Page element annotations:
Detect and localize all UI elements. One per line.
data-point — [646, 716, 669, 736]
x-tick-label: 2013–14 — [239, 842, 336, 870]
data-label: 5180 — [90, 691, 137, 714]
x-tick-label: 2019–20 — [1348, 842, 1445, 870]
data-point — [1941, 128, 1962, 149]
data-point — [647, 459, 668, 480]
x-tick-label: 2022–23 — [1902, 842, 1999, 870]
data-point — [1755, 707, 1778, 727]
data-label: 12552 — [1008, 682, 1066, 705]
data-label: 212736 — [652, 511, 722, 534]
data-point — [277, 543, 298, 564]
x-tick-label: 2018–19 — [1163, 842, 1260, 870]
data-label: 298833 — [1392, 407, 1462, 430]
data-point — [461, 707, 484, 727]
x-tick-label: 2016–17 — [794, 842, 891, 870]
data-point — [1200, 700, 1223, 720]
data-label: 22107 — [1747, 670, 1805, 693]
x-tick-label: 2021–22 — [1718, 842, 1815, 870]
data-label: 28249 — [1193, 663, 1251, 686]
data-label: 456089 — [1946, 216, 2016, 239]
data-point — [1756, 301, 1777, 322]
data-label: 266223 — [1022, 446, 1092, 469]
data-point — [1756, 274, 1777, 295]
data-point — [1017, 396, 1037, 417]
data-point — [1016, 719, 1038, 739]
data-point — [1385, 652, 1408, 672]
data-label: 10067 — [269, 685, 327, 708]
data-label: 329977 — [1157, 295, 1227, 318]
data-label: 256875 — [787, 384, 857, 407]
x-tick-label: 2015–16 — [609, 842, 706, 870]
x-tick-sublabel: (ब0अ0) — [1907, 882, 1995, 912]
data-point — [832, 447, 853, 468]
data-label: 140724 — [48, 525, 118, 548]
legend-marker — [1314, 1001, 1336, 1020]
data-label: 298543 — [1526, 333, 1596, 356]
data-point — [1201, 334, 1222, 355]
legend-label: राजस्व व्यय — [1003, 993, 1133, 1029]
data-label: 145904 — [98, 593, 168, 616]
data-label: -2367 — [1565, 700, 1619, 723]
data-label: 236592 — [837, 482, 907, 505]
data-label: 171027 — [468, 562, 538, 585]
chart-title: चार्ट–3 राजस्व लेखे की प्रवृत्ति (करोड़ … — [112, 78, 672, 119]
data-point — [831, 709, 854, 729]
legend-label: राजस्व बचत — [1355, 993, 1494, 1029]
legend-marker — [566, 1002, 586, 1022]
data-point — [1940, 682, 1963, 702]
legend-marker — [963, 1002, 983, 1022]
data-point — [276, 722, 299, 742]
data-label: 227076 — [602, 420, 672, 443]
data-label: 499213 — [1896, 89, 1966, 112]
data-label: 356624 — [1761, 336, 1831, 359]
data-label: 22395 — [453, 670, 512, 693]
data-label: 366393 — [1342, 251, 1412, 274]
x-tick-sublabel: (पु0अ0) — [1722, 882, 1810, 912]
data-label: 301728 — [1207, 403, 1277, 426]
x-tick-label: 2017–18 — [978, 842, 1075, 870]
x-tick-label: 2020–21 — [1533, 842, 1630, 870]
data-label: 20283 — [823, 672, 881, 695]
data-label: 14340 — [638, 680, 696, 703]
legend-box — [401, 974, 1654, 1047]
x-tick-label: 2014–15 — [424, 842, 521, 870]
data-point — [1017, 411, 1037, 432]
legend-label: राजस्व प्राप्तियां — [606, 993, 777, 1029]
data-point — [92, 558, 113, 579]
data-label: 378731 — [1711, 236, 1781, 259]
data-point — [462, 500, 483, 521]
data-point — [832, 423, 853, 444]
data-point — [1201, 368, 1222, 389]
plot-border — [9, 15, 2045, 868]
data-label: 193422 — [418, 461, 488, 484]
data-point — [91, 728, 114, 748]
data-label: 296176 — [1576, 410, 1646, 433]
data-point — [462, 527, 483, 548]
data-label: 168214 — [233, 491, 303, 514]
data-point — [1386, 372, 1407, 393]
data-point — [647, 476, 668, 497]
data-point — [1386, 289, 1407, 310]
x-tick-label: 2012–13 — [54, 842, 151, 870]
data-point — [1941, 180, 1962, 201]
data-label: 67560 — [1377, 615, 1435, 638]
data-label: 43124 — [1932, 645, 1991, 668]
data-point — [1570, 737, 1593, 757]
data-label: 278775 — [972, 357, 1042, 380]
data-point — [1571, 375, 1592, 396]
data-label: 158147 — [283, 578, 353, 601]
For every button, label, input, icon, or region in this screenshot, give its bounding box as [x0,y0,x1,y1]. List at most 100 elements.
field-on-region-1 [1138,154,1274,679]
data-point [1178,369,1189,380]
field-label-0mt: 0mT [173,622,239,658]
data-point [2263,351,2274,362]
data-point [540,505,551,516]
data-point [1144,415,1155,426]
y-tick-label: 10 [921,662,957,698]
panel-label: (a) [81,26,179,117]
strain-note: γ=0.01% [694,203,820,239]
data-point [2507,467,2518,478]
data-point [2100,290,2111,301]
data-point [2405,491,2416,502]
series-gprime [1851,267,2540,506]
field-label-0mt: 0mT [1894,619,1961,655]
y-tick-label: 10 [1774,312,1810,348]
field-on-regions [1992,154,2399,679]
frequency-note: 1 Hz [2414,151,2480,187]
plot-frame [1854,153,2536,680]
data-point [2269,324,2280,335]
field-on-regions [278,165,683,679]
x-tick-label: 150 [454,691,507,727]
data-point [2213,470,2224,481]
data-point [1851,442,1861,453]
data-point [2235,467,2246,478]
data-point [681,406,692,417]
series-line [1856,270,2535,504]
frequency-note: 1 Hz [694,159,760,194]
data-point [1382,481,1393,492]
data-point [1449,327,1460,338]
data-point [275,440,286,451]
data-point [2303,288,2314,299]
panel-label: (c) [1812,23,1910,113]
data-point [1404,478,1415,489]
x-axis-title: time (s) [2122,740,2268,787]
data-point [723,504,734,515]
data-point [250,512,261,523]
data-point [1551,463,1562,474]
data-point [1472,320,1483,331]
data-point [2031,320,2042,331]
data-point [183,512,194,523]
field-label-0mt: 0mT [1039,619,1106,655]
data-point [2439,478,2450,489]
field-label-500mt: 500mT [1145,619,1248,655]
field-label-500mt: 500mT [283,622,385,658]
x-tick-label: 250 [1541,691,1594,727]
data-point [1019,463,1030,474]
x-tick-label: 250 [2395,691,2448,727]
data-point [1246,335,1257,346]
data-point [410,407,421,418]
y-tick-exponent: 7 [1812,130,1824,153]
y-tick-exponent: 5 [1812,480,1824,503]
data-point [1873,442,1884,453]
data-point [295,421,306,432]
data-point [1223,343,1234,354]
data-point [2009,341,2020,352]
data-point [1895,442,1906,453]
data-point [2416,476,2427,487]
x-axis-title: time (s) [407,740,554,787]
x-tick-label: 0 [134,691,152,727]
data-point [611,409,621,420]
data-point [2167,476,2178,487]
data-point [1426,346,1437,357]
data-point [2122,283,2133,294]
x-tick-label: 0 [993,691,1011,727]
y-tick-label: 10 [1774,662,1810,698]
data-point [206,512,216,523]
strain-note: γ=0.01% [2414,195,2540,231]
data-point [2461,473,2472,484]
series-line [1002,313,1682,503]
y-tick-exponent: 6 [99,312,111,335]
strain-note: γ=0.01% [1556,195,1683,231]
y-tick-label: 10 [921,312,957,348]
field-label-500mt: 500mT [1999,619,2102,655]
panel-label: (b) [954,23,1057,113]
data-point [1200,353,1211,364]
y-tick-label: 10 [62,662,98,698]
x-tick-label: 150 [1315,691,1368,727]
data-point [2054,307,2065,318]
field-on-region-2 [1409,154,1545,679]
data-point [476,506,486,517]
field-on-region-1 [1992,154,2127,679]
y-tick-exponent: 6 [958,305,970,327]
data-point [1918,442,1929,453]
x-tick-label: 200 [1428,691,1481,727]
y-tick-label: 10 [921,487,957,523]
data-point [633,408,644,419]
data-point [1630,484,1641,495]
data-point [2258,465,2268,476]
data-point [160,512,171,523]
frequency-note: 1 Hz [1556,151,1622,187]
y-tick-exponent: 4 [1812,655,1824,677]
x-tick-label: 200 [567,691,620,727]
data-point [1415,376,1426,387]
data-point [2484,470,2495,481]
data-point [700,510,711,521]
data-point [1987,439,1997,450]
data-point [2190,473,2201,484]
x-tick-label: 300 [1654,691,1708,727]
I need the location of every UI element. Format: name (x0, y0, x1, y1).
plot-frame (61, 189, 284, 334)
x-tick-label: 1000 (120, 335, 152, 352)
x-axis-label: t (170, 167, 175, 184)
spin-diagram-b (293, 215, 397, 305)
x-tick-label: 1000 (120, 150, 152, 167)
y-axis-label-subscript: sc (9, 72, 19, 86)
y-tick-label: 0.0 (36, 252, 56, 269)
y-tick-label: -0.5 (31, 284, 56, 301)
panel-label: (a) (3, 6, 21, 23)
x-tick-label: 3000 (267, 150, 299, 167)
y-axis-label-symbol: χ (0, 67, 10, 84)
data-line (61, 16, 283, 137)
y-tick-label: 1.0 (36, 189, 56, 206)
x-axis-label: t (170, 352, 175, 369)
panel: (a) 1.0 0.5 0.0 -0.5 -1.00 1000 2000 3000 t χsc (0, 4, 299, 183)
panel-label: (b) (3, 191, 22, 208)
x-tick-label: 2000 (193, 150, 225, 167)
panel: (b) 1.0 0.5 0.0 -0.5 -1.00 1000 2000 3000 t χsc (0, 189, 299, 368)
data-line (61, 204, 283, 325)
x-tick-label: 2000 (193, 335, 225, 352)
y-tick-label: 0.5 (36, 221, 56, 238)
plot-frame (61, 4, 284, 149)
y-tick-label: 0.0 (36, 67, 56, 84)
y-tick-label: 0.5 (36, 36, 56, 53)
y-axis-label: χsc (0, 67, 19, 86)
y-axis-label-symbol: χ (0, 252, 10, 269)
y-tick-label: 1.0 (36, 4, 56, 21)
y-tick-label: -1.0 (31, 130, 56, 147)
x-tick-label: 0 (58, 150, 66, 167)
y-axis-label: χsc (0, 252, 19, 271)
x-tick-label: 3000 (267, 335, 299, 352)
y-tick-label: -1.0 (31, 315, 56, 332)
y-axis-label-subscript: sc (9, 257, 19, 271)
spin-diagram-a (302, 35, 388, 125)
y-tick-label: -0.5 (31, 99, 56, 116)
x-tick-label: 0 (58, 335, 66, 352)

Written task:
Copy the items word for word, starting at the first line and ending at the line that contains "data-label: 366393 — [1342, 251, 1412, 274]".

Task result:
Detect and localize all UI elements. One per line.
data-point — [646, 716, 669, 736]
x-tick-label: 2013–14 — [239, 842, 336, 870]
data-label: 5180 — [90, 691, 137, 714]
x-tick-label: 2019–20 — [1348, 842, 1445, 870]
data-point — [1941, 128, 1962, 149]
data-point — [647, 459, 668, 480]
x-tick-label: 2022–23 — [1902, 842, 1999, 870]
data-point — [1755, 707, 1778, 727]
data-label: 12552 — [1008, 682, 1066, 705]
data-label: 212736 — [652, 511, 722, 534]
data-point — [277, 543, 298, 564]
x-tick-label: 2018–19 — [1163, 842, 1260, 870]
data-label: 298833 — [1392, 407, 1462, 430]
data-point — [461, 707, 484, 727]
x-tick-label: 2016–17 — [794, 842, 891, 870]
data-point — [1200, 700, 1223, 720]
data-label: 22107 — [1747, 670, 1805, 693]
x-tick-label: 2021–22 — [1718, 842, 1815, 870]
data-label: 28249 — [1193, 663, 1251, 686]
data-label: 456089 — [1946, 216, 2016, 239]
data-point — [1756, 301, 1777, 322]
data-label: 266223 — [1022, 446, 1092, 469]
data-point — [1756, 274, 1777, 295]
data-point — [1017, 396, 1037, 417]
data-point — [1016, 719, 1038, 739]
data-point — [1385, 652, 1408, 672]
data-label: 10067 — [269, 685, 327, 708]
data-label: 329977 — [1157, 295, 1227, 318]
data-label: 256875 — [787, 384, 857, 407]
x-tick-label: 2015–16 — [609, 842, 706, 870]
x-tick-sublabel: (ब0अ0) — [1907, 882, 1995, 912]
data-point — [832, 447, 853, 468]
data-label: 140724 — [48, 525, 118, 548]
legend-marker — [1314, 1001, 1336, 1020]
data-label: 298543 — [1526, 333, 1596, 356]
data-point — [1201, 334, 1222, 355]
legend-label: राजस्व व्यय — [1003, 993, 1133, 1029]
data-label: 145904 — [98, 593, 168, 616]
data-label: -2367 — [1565, 700, 1619, 723]
data-label: 236592 — [837, 482, 907, 505]
data-label: 171027 — [468, 562, 538, 585]
chart-title: चार्ट–3 राजस्व लेखे की प्रवृत्ति (करोड़ … — [112, 78, 672, 119]
data-point — [831, 709, 854, 729]
legend-label: राजस्व बचत — [1355, 993, 1494, 1029]
legend-marker — [566, 1002, 586, 1022]
data-point — [1940, 682, 1963, 702]
legend-marker — [963, 1002, 983, 1022]
data-point — [276, 722, 299, 742]
data-label: 227076 — [602, 420, 672, 443]
data-label: 499213 — [1896, 89, 1966, 112]
data-label: 356624 — [1761, 336, 1831, 359]
data-label: 22395 — [453, 670, 512, 693]
data-label: 366393 — [1342, 251, 1412, 274]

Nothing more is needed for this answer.